Check each line of the listing for the string "median", count the lines that have it, and answer with that number only.

++++++++++++++++++++

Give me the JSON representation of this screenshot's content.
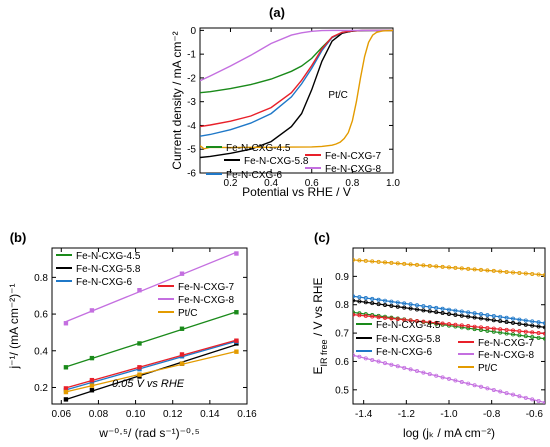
{
  "chart_data": [
    {
      "type": "line",
      "panel_label": "(a)",
      "xlabel": "Potential vs RHE / V",
      "ylabel": "Current density / mA cm⁻²",
      "xlim": [
        0.05,
        1.0
      ],
      "ylim": [
        -6,
        0.1
      ],
      "xticks": [
        0.2,
        0.4,
        0.6,
        0.8,
        1.0
      ],
      "xtick_labels": [
        "0.2",
        "0.4",
        "0.6",
        "0.8",
        "1.0"
      ],
      "yticks": [
        0,
        -1,
        -2,
        -3,
        -4,
        -5,
        -6
      ],
      "ytick_labels": [
        "0",
        "-1",
        "-2",
        "-3",
        "-4",
        "-5",
        "-6"
      ],
      "annotation": "Pt/C",
      "series": [
        {
          "name": "Fe-N-CXG-4.5",
          "color": "#1a8a1a",
          "x": [
            0.05,
            0.1,
            0.2,
            0.3,
            0.4,
            0.5,
            0.55,
            0.6,
            0.65,
            0.7,
            0.75,
            0.8,
            0.85,
            0.9,
            0.95,
            1.0
          ],
          "y": [
            -2.62,
            -2.58,
            -2.45,
            -2.28,
            -2.05,
            -1.72,
            -1.5,
            -1.18,
            -0.72,
            -0.3,
            -0.1,
            -0.03,
            -0.01,
            0,
            0,
            0
          ]
        },
        {
          "name": "Fe-N-CXG-5.8",
          "color": "#000000",
          "x": [
            0.05,
            0.1,
            0.2,
            0.3,
            0.4,
            0.5,
            0.55,
            0.6,
            0.65,
            0.7,
            0.75,
            0.8,
            0.85,
            0.9,
            0.95,
            1.0
          ],
          "y": [
            -5.35,
            -5.3,
            -5.17,
            -5.0,
            -4.68,
            -4.05,
            -3.5,
            -2.5,
            -1.3,
            -0.45,
            -0.12,
            -0.03,
            -0.01,
            0,
            0,
            0
          ]
        },
        {
          "name": "Fe-N-CXG-6",
          "color": "#1f78c8",
          "x": [
            0.05,
            0.1,
            0.2,
            0.3,
            0.4,
            0.5,
            0.55,
            0.6,
            0.65,
            0.7,
            0.75,
            0.8,
            0.85,
            0.9,
            0.95,
            1.0
          ],
          "y": [
            -4.45,
            -4.38,
            -4.18,
            -3.9,
            -3.5,
            -2.8,
            -2.25,
            -1.6,
            -0.85,
            -0.3,
            -0.08,
            -0.02,
            0,
            0,
            0,
            0
          ]
        },
        {
          "name": "Fe-N-CXG-7",
          "color": "#e8202a",
          "x": [
            0.05,
            0.1,
            0.2,
            0.3,
            0.4,
            0.5,
            0.55,
            0.6,
            0.65,
            0.7,
            0.75,
            0.8,
            0.85,
            0.9,
            0.95,
            1.0
          ],
          "y": [
            -4.05,
            -3.98,
            -3.82,
            -3.6,
            -3.25,
            -2.62,
            -2.1,
            -1.48,
            -0.78,
            -0.28,
            -0.08,
            -0.02,
            0,
            0,
            0,
            0
          ]
        },
        {
          "name": "Fe-N-CXG-8",
          "color": "#c46fe0",
          "x": [
            0.05,
            0.1,
            0.2,
            0.3,
            0.4,
            0.5,
            0.55,
            0.6,
            0.65,
            0.7,
            0.75,
            0.8,
            0.85,
            0.9,
            0.95,
            1.0
          ],
          "y": [
            -2.12,
            -1.92,
            -1.5,
            -1.05,
            -0.55,
            -0.2,
            -0.1,
            -0.04,
            -0.01,
            0,
            0,
            0,
            0,
            0,
            0,
            0
          ]
        },
        {
          "name": "Pt/C",
          "color": "#e39b00",
          "x": [
            0.05,
            0.07,
            0.1,
            0.2,
            0.3,
            0.4,
            0.5,
            0.6,
            0.65,
            0.7,
            0.72,
            0.74,
            0.76,
            0.78,
            0.8,
            0.82,
            0.84,
            0.86,
            0.88,
            0.9,
            0.92,
            0.95,
            1.0
          ],
          "y": [
            -4.85,
            -4.98,
            -4.92,
            -4.93,
            -4.92,
            -4.92,
            -4.91,
            -4.9,
            -4.88,
            -4.83,
            -4.78,
            -4.7,
            -4.55,
            -4.3,
            -3.8,
            -3.0,
            -2.0,
            -1.1,
            -0.5,
            -0.2,
            -0.08,
            -0.02,
            0
          ]
        }
      ]
    },
    {
      "type": "scatter",
      "panel_label": "(b)",
      "xlabel": "w⁻⁰·⁵/ (rad s⁻¹)⁻⁰·⁵",
      "ylabel": "j⁻¹/ (mA cm⁻²)⁻¹",
      "xlim": [
        0.055,
        0.16
      ],
      "ylim": [
        0.11,
        0.96
      ],
      "xticks": [
        0.06,
        0.08,
        0.1,
        0.12,
        0.14,
        0.16
      ],
      "xtick_labels": [
        "0.06",
        "0.08",
        "0.10",
        "0.12",
        "0.14",
        "0.16"
      ],
      "yticks": [
        0.2,
        0.4,
        0.6,
        0.8
      ],
      "ytick_labels": [
        "0.2",
        "0.4",
        "0.6",
        "0.8"
      ],
      "annotation": "0.05 V vs RHE",
      "x": [
        0.0625,
        0.0765,
        0.1021,
        0.125,
        0.1543
      ],
      "series": [
        {
          "name": "Fe-N-CXG-4.5",
          "color": "#1a8a1a",
          "values": [
            0.31,
            0.36,
            0.44,
            0.52,
            0.61
          ]
        },
        {
          "name": "Fe-N-CXG-5.8",
          "color": "#000000",
          "values": [
            0.135,
            0.185,
            0.26,
            0.33,
            0.44
          ]
        },
        {
          "name": "Fe-N-CXG-6",
          "color": "#1f78c8",
          "values": [
            0.185,
            0.23,
            0.3,
            0.37,
            0.45
          ]
        },
        {
          "name": "Fe-N-CXG-7",
          "color": "#e8202a",
          "values": [
            0.195,
            0.24,
            0.31,
            0.38,
            0.455
          ]
        },
        {
          "name": "Fe-N-CXG-8",
          "color": "#c46fe0",
          "values": [
            0.55,
            0.62,
            0.73,
            0.82,
            0.93
          ]
        },
        {
          "name": "Pt/C",
          "color": "#e39b00",
          "values": [
            0.175,
            0.21,
            0.27,
            0.33,
            0.395
          ]
        }
      ]
    },
    {
      "type": "scatter",
      "panel_label": "(c)",
      "xlabel": "log (jₖ / mA cm⁻²)",
      "ylabel": "Eᵢᴿ ᶠʳᵉᵉ / V vs RHE",
      "ylabel_main": "E",
      "ylabel_sub": "IR free",
      "ylabel_rest": " / V vs RHE",
      "xlim": [
        -1.45,
        -0.55
      ],
      "ylim": [
        0.45,
        1.0
      ],
      "xticks": [
        -1.4,
        -1.2,
        -1.0,
        -0.8,
        -0.6
      ],
      "xtick_labels": [
        "-1.4",
        "-1.2",
        "-1.0",
        "-0.8",
        "-0.6"
      ],
      "yticks": [
        0.5,
        0.6,
        0.7,
        0.8,
        0.9
      ],
      "ytick_labels": [
        "0.5",
        "0.6",
        "0.7",
        "0.8",
        "0.9"
      ],
      "series": [
        {
          "name": "Fe-N-CXG-4.5",
          "color": "#1a8a1a",
          "x0": -1.45,
          "y0": 0.773,
          "x1": -0.55,
          "y1": 0.68
        },
        {
          "name": "Fe-N-CXG-5.8",
          "color": "#000000",
          "x0": -1.45,
          "y0": 0.815,
          "x1": -0.55,
          "y1": 0.72
        },
        {
          "name": "Fe-N-CXG-6",
          "color": "#1f78c8",
          "x0": -1.45,
          "y0": 0.83,
          "x1": -0.55,
          "y1": 0.735
        },
        {
          "name": "Fe-N-CXG-7",
          "color": "#e8202a",
          "x0": -1.45,
          "y0": 0.765,
          "x1": -0.55,
          "y1": 0.698
        },
        {
          "name": "Fe-N-CXG-8",
          "color": "#c46fe0",
          "x0": -1.45,
          "y0": 0.622,
          "x1": -0.55,
          "y1": 0.455
        },
        {
          "name": "Pt/C",
          "color": "#e39b00",
          "x0": -1.45,
          "y0": 0.958,
          "x1": -0.55,
          "y1": 0.905
        }
      ]
    }
  ]
}
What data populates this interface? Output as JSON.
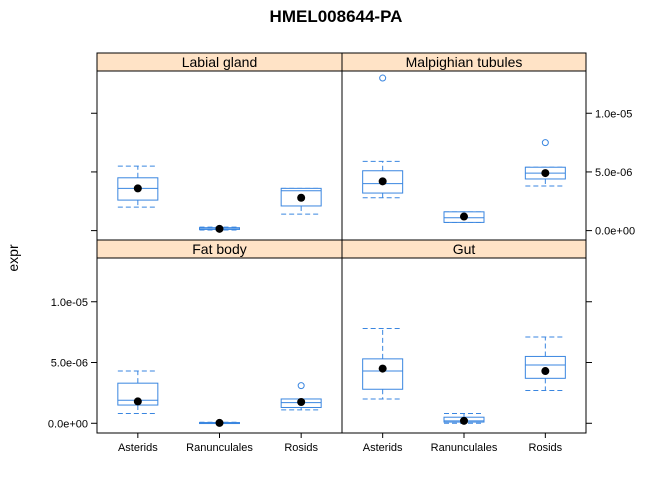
{
  "chart_data": {
    "type": "box",
    "title": "HMEL008644-PA",
    "ylabel": "expr",
    "xlabel": "",
    "categories": [
      "Asterids",
      "Ranunculales",
      "Rosids"
    ],
    "y_ticks": [
      0,
      5e-06,
      1e-05
    ],
    "y_tick_labels": [
      "0.0e+00",
      "5.0e-06",
      "1.0e-05"
    ],
    "ylim": [
      -8e-07,
      1.36e-05
    ],
    "colors": {
      "box": "#3a86e0",
      "mean": "#000000",
      "strip_bg": "#ffe3c6"
    },
    "panels": [
      {
        "name": "Labial gland",
        "boxes": [
          {
            "category": "Asterids",
            "q1": 2.6e-06,
            "median": 3.6e-06,
            "q3": 4.5e-06,
            "whisker_low": 2e-06,
            "whisker_high": 5.5e-06,
            "mean": 3.6e-06,
            "outliers": []
          },
          {
            "category": "Ranunculales",
            "q1": 1e-07,
            "median": 1.5e-07,
            "q3": 2.5e-07,
            "whisker_low": 5e-08,
            "whisker_high": 3e-07,
            "mean": 1.5e-07,
            "outliers": []
          },
          {
            "category": "Rosids",
            "q1": 2.1e-06,
            "median": 3.4e-06,
            "q3": 3.6e-06,
            "whisker_low": 1.4e-06,
            "whisker_high": 3.6e-06,
            "mean": 2.8e-06,
            "outliers": []
          }
        ]
      },
      {
        "name": "Malpighian tubules",
        "boxes": [
          {
            "category": "Asterids",
            "q1": 3.2e-06,
            "median": 4e-06,
            "q3": 5.1e-06,
            "whisker_low": 2.8e-06,
            "whisker_high": 5.9e-06,
            "mean": 4.2e-06,
            "outliers": [
              1.3e-05
            ]
          },
          {
            "category": "Ranunculales",
            "q1": 7e-07,
            "median": 1.1e-06,
            "q3": 1.6e-06,
            "whisker_low": 7e-07,
            "whisker_high": 1.6e-06,
            "mean": 1.2e-06,
            "outliers": []
          },
          {
            "category": "Rosids",
            "q1": 4.4e-06,
            "median": 4.9e-06,
            "q3": 5.4e-06,
            "whisker_low": 3.8e-06,
            "whisker_high": 5.4e-06,
            "mean": 4.9e-06,
            "outliers": [
              7.5e-06
            ]
          }
        ]
      },
      {
        "name": "Fat body",
        "boxes": [
          {
            "category": "Asterids",
            "q1": 1.5e-06,
            "median": 1.9e-06,
            "q3": 3.3e-06,
            "whisker_low": 8e-07,
            "whisker_high": 4.3e-06,
            "mean": 1.8e-06,
            "outliers": []
          },
          {
            "category": "Ranunculales",
            "q1": 0,
            "median": 3e-08,
            "q3": 6e-08,
            "whisker_low": 0,
            "whisker_high": 8e-08,
            "mean": 3e-08,
            "outliers": []
          },
          {
            "category": "Rosids",
            "q1": 1.3e-06,
            "median": 1.7e-06,
            "q3": 2e-06,
            "whisker_low": 1.1e-06,
            "whisker_high": 2e-06,
            "mean": 1.75e-06,
            "outliers": [
              3.1e-06
            ]
          }
        ]
      },
      {
        "name": "Gut",
        "boxes": [
          {
            "category": "Asterids",
            "q1": 2.8e-06,
            "median": 4.3e-06,
            "q3": 5.3e-06,
            "whisker_low": 2e-06,
            "whisker_high": 7.8e-06,
            "mean": 4.5e-06,
            "outliers": []
          },
          {
            "category": "Ranunculales",
            "q1": 1e-07,
            "median": 2e-07,
            "q3": 5e-07,
            "whisker_low": 0,
            "whisker_high": 8e-07,
            "mean": 2e-07,
            "outliers": []
          },
          {
            "category": "Rosids",
            "q1": 3.7e-06,
            "median": 4.8e-06,
            "q3": 5.5e-06,
            "whisker_low": 2.7e-06,
            "whisker_high": 7.1e-06,
            "mean": 4.3e-06,
            "outliers": []
          }
        ]
      }
    ]
  }
}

++++++++++++++++++++

## Solution for this exercise:
12